* [WHAT YOU WILL DO]
In the material below, the lines containing the word "header" are required; copy each of them.

──────────────────────────────

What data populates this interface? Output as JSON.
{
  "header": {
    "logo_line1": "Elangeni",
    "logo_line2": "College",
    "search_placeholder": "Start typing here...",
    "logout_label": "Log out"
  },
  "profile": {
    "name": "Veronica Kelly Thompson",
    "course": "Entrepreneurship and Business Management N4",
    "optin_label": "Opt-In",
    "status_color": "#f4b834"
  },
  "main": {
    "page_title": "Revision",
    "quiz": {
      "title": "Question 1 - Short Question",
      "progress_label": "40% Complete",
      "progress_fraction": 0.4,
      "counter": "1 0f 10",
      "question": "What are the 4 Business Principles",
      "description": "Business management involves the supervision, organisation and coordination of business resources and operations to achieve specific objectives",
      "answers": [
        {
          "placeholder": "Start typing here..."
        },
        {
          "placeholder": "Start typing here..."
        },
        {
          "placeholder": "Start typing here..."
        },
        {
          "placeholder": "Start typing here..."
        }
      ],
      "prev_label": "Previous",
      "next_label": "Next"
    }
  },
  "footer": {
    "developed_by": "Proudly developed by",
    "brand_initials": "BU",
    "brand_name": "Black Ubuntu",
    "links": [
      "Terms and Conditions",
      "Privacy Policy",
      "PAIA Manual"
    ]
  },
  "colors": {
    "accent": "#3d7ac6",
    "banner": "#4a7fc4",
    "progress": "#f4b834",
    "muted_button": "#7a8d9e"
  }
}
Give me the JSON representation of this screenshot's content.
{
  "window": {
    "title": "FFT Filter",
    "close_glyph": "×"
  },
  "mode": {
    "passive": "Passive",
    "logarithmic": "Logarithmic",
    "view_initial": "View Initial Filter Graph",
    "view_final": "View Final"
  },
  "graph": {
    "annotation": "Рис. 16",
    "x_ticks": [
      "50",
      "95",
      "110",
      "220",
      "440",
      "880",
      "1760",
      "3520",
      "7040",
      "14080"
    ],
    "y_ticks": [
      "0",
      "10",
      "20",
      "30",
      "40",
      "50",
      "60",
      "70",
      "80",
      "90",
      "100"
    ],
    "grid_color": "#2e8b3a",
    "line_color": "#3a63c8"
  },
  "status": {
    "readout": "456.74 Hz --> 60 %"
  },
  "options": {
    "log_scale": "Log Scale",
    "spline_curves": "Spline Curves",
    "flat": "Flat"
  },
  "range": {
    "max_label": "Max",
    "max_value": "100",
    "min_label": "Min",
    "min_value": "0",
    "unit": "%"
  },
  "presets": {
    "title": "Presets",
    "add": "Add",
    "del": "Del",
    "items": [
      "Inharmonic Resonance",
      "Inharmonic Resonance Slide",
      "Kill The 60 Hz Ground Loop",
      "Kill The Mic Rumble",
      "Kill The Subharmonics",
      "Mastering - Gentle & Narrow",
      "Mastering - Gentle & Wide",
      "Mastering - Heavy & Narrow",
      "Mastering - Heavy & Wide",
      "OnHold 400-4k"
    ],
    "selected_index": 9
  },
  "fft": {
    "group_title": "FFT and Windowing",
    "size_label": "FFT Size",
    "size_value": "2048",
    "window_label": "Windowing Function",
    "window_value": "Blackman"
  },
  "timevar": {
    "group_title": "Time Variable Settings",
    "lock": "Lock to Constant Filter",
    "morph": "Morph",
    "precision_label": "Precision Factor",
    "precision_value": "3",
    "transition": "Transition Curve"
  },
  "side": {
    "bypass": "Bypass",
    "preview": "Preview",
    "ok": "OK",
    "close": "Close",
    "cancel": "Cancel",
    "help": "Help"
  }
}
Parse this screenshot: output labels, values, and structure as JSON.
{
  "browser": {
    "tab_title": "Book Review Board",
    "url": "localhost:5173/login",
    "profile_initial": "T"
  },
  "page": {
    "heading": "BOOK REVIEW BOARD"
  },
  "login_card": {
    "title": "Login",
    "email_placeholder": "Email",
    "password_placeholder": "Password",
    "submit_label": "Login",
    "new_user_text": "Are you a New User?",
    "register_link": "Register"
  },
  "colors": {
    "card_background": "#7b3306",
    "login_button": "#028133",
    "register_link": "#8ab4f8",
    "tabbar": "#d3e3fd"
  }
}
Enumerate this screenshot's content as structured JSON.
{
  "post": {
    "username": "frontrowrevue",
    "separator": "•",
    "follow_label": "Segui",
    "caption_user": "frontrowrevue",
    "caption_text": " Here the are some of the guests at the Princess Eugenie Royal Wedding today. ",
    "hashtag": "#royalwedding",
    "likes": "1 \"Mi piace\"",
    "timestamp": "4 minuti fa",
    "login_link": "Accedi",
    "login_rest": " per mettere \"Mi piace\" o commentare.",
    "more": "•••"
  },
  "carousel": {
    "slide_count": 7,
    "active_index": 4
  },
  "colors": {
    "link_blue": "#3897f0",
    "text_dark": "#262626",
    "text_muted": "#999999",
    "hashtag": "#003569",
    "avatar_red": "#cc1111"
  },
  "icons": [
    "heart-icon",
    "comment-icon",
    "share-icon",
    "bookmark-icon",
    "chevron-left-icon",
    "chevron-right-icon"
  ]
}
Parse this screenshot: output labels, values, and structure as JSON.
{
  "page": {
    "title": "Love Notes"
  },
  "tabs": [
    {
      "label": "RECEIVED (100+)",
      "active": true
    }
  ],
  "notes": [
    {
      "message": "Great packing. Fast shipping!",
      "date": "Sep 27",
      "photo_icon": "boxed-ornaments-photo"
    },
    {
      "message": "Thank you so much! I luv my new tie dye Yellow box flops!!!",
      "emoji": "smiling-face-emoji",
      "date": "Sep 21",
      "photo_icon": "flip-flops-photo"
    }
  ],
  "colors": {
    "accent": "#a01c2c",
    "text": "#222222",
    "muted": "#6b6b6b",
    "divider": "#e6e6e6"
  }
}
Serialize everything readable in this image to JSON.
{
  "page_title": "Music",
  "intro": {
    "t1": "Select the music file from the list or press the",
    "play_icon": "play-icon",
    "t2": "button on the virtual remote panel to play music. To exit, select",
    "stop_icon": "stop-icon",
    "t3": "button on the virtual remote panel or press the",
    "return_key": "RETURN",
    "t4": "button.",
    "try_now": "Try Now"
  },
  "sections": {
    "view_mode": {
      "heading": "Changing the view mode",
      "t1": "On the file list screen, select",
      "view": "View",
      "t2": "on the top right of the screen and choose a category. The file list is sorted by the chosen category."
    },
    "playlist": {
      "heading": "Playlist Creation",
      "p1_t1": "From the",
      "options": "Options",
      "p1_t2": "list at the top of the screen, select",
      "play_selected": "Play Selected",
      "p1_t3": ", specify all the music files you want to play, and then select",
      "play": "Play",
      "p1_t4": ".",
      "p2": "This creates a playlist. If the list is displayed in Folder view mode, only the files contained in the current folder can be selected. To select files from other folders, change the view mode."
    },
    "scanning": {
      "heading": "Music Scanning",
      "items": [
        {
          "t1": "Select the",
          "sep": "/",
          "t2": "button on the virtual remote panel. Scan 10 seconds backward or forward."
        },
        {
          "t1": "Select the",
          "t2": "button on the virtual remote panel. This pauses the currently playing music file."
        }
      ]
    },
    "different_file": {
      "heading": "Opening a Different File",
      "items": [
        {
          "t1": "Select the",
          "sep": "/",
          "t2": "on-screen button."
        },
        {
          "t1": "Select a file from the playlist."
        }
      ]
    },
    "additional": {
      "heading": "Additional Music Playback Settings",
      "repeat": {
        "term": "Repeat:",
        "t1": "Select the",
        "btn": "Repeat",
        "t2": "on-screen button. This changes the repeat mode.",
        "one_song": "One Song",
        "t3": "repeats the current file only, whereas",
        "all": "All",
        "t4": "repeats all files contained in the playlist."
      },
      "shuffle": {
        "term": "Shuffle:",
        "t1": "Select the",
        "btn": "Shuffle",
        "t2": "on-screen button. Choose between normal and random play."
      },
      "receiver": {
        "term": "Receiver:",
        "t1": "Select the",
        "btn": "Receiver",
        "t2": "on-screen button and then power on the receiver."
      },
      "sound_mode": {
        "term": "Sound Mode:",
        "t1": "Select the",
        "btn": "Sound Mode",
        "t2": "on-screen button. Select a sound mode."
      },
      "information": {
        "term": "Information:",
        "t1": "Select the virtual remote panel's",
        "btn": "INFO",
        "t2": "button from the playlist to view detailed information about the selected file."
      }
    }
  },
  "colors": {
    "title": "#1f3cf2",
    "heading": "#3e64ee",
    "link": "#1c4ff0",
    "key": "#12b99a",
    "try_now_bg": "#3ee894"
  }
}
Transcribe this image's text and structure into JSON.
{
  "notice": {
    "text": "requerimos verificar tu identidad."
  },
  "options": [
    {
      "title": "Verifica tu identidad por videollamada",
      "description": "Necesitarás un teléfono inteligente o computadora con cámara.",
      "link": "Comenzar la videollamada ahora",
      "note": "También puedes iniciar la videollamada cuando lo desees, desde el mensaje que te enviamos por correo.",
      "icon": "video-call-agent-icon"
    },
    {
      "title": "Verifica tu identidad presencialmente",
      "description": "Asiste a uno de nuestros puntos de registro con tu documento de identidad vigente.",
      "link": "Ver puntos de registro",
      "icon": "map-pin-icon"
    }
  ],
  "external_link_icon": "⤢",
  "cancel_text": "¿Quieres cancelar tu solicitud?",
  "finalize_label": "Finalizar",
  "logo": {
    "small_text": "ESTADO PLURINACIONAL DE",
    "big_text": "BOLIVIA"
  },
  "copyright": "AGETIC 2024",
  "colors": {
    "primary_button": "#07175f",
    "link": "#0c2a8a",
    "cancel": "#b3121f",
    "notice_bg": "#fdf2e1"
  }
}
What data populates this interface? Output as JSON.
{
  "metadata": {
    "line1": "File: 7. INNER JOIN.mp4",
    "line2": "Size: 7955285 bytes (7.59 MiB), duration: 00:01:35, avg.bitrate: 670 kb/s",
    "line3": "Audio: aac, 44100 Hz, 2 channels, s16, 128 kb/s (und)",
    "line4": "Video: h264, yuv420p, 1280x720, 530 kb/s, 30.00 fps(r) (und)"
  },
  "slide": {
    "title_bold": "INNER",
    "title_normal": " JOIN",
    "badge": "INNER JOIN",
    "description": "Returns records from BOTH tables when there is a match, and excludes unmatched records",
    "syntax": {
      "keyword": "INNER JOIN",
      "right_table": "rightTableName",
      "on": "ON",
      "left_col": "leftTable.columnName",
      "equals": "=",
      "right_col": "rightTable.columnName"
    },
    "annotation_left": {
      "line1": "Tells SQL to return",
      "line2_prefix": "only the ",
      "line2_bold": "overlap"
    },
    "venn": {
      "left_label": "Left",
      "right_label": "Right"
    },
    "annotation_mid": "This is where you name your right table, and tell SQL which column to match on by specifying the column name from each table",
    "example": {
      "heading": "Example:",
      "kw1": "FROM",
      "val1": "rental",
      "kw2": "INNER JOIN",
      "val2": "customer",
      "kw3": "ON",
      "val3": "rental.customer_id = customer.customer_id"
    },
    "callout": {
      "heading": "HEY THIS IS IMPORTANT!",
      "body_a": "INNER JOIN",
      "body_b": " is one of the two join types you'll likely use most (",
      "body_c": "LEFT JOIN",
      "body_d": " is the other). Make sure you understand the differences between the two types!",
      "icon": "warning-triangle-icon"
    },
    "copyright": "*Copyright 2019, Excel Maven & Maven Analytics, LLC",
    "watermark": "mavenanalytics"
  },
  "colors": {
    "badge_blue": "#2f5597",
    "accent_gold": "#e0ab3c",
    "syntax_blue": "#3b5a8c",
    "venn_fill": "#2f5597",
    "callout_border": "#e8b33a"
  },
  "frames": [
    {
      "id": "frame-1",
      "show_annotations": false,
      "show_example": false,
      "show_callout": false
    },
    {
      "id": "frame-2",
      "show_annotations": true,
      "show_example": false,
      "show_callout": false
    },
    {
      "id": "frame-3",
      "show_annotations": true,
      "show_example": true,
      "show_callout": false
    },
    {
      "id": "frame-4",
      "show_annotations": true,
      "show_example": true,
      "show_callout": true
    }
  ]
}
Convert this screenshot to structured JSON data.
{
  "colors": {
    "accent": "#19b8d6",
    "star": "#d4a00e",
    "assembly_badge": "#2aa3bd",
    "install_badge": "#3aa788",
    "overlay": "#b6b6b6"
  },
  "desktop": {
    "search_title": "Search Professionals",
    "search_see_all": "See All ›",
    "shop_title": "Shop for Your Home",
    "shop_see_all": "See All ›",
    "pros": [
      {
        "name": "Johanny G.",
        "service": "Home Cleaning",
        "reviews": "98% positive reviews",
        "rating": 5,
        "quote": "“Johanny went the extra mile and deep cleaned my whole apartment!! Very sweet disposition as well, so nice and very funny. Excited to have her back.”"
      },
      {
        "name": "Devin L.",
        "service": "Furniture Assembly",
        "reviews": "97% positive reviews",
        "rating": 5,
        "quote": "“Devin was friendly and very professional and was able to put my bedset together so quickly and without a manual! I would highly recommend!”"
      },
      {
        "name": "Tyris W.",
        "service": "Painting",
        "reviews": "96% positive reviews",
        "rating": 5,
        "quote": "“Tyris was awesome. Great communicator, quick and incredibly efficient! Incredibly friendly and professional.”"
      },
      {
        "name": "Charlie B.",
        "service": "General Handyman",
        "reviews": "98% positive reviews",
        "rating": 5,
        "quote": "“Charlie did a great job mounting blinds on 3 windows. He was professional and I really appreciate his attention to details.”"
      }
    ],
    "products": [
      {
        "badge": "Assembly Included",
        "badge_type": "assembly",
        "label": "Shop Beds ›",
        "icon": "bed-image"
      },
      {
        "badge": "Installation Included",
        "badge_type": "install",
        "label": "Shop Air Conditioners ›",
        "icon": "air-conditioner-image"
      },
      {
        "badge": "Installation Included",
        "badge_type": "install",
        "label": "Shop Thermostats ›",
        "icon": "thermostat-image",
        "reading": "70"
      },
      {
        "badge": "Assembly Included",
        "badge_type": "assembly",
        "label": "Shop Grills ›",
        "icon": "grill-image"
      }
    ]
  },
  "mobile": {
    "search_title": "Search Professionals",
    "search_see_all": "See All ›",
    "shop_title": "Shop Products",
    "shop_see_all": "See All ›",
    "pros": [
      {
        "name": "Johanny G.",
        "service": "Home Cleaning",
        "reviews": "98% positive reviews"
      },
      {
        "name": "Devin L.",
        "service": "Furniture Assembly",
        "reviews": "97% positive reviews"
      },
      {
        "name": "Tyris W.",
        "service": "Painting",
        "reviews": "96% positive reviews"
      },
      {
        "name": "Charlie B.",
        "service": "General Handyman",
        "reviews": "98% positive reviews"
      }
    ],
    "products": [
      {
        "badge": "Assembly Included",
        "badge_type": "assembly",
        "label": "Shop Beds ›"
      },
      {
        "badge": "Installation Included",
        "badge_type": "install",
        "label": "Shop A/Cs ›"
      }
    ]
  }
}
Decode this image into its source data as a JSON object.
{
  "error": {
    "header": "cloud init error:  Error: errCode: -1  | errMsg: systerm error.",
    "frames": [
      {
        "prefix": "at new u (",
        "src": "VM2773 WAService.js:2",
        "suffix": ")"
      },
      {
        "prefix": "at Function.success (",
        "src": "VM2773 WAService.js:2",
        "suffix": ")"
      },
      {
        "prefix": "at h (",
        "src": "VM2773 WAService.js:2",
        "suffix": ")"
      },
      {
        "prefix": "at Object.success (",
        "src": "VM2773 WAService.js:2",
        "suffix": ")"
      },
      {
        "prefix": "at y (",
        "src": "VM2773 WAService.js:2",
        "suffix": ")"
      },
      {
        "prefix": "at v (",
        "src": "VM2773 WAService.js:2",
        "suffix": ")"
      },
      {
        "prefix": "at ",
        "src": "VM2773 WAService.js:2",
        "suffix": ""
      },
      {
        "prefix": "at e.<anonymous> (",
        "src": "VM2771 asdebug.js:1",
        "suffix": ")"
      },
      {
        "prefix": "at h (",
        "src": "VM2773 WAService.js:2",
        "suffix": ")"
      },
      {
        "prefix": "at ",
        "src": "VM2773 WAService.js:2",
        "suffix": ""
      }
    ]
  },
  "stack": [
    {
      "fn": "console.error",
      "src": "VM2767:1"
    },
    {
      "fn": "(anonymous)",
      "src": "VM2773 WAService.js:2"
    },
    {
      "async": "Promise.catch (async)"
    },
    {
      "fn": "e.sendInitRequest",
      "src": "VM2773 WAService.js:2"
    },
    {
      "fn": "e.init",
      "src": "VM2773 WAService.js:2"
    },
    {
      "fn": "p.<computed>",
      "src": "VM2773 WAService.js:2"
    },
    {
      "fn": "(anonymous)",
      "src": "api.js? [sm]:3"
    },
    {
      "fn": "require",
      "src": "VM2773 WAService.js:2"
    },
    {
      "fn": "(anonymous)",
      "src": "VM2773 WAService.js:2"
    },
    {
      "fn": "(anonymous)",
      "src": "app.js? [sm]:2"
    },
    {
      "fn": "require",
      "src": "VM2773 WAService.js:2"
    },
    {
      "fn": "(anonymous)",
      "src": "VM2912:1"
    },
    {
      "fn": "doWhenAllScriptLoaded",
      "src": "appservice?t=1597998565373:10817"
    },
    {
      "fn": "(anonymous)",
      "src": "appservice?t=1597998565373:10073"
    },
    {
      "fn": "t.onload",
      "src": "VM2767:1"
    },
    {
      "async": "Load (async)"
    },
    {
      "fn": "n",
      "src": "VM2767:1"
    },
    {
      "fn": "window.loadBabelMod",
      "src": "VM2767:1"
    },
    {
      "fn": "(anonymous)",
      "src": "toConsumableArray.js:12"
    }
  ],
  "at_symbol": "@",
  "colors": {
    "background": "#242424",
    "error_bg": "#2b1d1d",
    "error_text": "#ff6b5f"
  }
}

──────────────────────────────

* [RESPONSE TO THE TASK]
  "header": {
    "header": "cloud init error:  Error: errCode: -1  | errMsg: systerm error.",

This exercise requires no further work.